— Start —

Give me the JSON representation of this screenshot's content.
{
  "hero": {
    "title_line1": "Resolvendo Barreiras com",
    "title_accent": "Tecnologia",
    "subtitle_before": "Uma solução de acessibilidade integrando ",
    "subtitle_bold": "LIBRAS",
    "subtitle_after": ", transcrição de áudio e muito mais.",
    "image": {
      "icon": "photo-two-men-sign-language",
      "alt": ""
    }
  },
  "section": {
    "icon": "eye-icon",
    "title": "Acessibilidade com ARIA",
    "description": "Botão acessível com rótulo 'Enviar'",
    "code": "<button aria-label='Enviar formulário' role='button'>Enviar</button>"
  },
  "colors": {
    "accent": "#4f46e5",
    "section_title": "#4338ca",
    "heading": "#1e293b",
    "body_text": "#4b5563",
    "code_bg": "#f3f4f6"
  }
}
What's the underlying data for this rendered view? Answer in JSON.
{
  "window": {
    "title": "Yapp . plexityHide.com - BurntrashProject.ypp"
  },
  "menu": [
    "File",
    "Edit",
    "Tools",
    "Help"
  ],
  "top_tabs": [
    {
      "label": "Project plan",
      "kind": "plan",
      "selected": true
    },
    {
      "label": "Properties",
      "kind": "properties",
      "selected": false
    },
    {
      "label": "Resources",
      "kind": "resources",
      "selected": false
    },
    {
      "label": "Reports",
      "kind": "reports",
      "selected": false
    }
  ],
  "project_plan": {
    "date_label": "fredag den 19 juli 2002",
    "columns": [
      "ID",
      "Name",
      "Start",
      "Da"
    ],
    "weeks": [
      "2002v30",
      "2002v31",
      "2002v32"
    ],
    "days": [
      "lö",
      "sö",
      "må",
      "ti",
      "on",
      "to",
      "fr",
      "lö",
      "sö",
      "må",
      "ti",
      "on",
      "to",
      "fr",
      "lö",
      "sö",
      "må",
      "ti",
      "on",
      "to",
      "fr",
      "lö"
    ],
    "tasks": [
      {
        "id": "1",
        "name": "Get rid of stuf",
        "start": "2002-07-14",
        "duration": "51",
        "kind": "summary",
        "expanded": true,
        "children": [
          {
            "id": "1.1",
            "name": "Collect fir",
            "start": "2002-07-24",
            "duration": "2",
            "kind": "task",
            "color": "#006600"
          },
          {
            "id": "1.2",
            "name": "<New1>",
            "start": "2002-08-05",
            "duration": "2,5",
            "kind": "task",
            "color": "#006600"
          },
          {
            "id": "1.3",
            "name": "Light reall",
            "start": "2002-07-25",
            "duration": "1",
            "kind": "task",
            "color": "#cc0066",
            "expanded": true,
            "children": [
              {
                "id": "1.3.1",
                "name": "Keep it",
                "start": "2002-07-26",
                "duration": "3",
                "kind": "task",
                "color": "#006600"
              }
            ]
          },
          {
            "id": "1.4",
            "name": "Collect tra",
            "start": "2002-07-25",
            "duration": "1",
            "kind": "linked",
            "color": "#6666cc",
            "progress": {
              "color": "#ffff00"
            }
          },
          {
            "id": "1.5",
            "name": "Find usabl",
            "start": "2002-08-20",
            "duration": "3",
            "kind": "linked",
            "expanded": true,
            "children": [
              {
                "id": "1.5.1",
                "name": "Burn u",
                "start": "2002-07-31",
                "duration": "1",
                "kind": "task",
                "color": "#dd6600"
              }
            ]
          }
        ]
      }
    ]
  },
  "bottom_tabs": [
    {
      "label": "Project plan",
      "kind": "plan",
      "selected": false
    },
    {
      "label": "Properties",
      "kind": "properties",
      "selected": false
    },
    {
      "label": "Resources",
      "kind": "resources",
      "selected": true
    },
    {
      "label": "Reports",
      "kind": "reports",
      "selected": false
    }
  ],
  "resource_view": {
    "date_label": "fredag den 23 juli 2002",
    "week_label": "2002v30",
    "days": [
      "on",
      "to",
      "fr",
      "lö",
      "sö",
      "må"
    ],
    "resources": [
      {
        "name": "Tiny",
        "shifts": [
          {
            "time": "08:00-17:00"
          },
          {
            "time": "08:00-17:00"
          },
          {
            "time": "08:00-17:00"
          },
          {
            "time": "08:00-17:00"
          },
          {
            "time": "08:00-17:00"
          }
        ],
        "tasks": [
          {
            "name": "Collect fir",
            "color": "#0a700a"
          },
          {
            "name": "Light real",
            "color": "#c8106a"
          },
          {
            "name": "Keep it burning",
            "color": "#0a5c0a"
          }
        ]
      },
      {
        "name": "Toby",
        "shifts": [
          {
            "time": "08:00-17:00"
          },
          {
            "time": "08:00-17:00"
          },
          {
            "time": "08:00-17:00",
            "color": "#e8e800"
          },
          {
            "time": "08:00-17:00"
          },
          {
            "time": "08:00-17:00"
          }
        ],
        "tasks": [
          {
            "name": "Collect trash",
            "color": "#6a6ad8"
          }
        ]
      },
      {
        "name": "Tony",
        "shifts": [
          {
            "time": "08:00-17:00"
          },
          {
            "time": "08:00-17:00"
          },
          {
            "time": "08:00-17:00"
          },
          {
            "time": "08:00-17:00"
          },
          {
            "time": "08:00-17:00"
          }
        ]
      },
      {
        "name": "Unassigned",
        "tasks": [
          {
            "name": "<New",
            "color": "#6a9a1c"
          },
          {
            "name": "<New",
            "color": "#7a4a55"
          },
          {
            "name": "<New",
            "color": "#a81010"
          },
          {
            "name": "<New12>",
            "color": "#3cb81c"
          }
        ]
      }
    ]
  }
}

— End —

* EXERCISE BRIEF *
Print every entry exactly as written.

* WRITTEN REPLY *
Give me the JSON representation of this screenshot's content.
{
  "hero": {
    "title_line1": "Resolvendo Barreiras com",
    "title_accent": "Tecnologia",
    "subtitle_before": "Uma solução de acessibilidade integrando ",
    "subtitle_bold": "LIBRAS",
    "subtitle_after": ", transcrição de áudio e muito mais.",
    "image": {
      "icon": "photo-two-men-sign-language",
      "alt": ""
    }
  },
  "section": {
    "icon": "eye-icon",
    "title": "Acessibilidade com ARIA",
    "description": "Botão acessível com rótulo 'Enviar'",
    "code": "<button aria-label='Enviar formulário' role='button'>Enviar</button>"
  },
  "colors": {
    "accent": "#4f46e5",
    "section_title": "#4338ca",
    "heading": "#1e293b",
    "body_text": "#4b5563",
    "code_bg": "#f3f4f6"
  }
}
What's the underlying data for this rendered view? Answer in JSON.
{
  "window": {
    "title": "Yapp . plexityHide.com - BurntrashProject.ypp"
  },
  "menu": [
    "File",
    "Edit",
    "Tools",
    "Help"
  ],
  "top_tabs": [
    {
      "label": "Project plan",
      "kind": "plan",
      "selected": true
    },
    {
      "label": "Properties",
      "kind": "properties",
      "selected": false
    },
    {
      "label": "Resources",
      "kind": "resources",
      "selected": false
    },
    {
      "label": "Reports",
      "kind": "reports",
      "selected": false
    }
  ],
  "project_plan": {
    "date_label": "fredag den 19 juli 2002",
    "columns": [
      "ID",
      "Name",
      "Start",
      "Da"
    ],
    "weeks": [
      "2002v30",
      "2002v31",
      "2002v32"
    ],
    "days": [
      "lö",
      "sö",
      "må",
      "ti",
      "on",
      "to",
      "fr",
      "lö",
      "sö",
      "må",
      "ti",
      "on",
      "to",
      "fr",
      "lö",
      "sö",
      "må",
      "ti",
      "on",
      "to",
      "fr",
      "lö"
    ],
    "tasks": [
      {
        "id": "1",
        "name": "Get rid of stuf",
        "start": "2002-07-14",
        "duration": "51",
        "kind": "summary",
        "expanded": true,
        "children": [
          {
            "id": "1.1",
            "name": "Collect fir",
            "start": "2002-07-24",
            "duration": "2",
            "kind": "task",
            "color": "#006600"
          },
          {
            "id": "1.2",
            "name": "<New1>",
            "start": "2002-08-05",
            "duration": "2,5",
            "kind": "task",
            "color": "#006600"
          },
          {
            "id": "1.3",
            "name": "Light reall",
            "start": "2002-07-25",
            "duration": "1",
            "kind": "task",
            "color": "#cc0066",
            "expanded": true,
            "children": [
              {
                "id": "1.3.1",
                "name": "Keep it",
                "start": "2002-07-26",
                "duration": "3",
                "kind": "task",
                "color": "#006600"
              }
            ]
          },
          {
            "id": "1.4",
            "name": "Collect tra",
            "start": "2002-07-25",
            "duration": "1",
            "kind": "linked",
            "color": "#6666cc",
            "progress": {
              "color": "#ffff00"
            }
          },
          {
            "id": "1.5",
            "name": "Find usabl",
            "start": "2002-08-20",
            "duration": "3",
            "kind": "linked",
            "expanded": true,
            "children": [
              {
                "id": "1.5.1",
                "name": "Burn u",
                "start": "2002-07-31",
                "duration": "1",
                "kind": "task",
                "color": "#dd6600"
              }
            ]
          }
        ]
      }
    ]
  },
  "bottom_tabs": [
    {
      "label": "Project plan",
      "kind": "plan",
      "selected": false
    },
    {
      "label": "Properties",
      "kind": "properties",
      "selected": false
    },
    {
      "label": "Resources",
      "kind": "resources",
      "selected": true
    },
    {
      "label": "Reports",
      "kind": "reports",
      "selected": false
    }
  ],
  "resource_view": {
    "date_label": "fredag den 23 juli 2002",
    "week_label": "2002v30",
    "days": [
      "on",
      "to",
      "fr",
      "lö",
      "sö",
      "må"
    ],
    "resources": [
      {
        "name": "Tiny",
        "shifts": [
          {
            "time": "08:00-17:00"
          },
          {
            "time": "08:00-17:00"
          },
          {
            "time": "08:00-17:00"
          },
          {
            "time": "08:00-17:00"
          },
          {
            "time": "08:00-17:00"
          }
        ],
        "tasks": [
          {
            "name": "Collect fir",
            "color": "#0a700a"
          },
          {
            "name": "Light real",
            "color": "#c8106a"
          },
          {
            "name": "Keep it burning",
            "color": "#0a5c0a"
          }
        ]
      },
      {
        "name": "Toby",
        "shifts": [
          {
            "time": "08:00-17:00"
          },
          {
            "time": "08:00-17:00"
          },
          {
            "time": "08:00-17:00",
            "color": "#e8e800"
          },
          {
            "time": "08:00-17:00"
          },
          {
            "time": "08:00-17:00"
          }
        ],
        "tasks": [
          {
            "name": "Collect trash",
            "color": "#6a6ad8"
          }
        ]
      },
      {
        "name": "Tony",
        "shifts": [
          {
            "time": "08:00-17:00"
          },
          {
            "time": "08:00-17:00"
          },
          {
            "time": "08:00-17:00"
          },
          {
            "time": "08:00-17:00"
          },
          {
            "time": "08:00-17:00"
          }
        ]
      },
      {
        "name": "Unassigned",
        "tasks": [
          {
            "name": "<New",
            "color": "#6a9a1c"
          },
          {
            "name": "<New",
            "color": "#7a4a55"
          },
          {
            "name": "<New",
            "color": "#a81010"
          },
          {
            "name": "<New12>",
            "color": "#3cb81c"
          }
        ]
      }
    ]
  }
}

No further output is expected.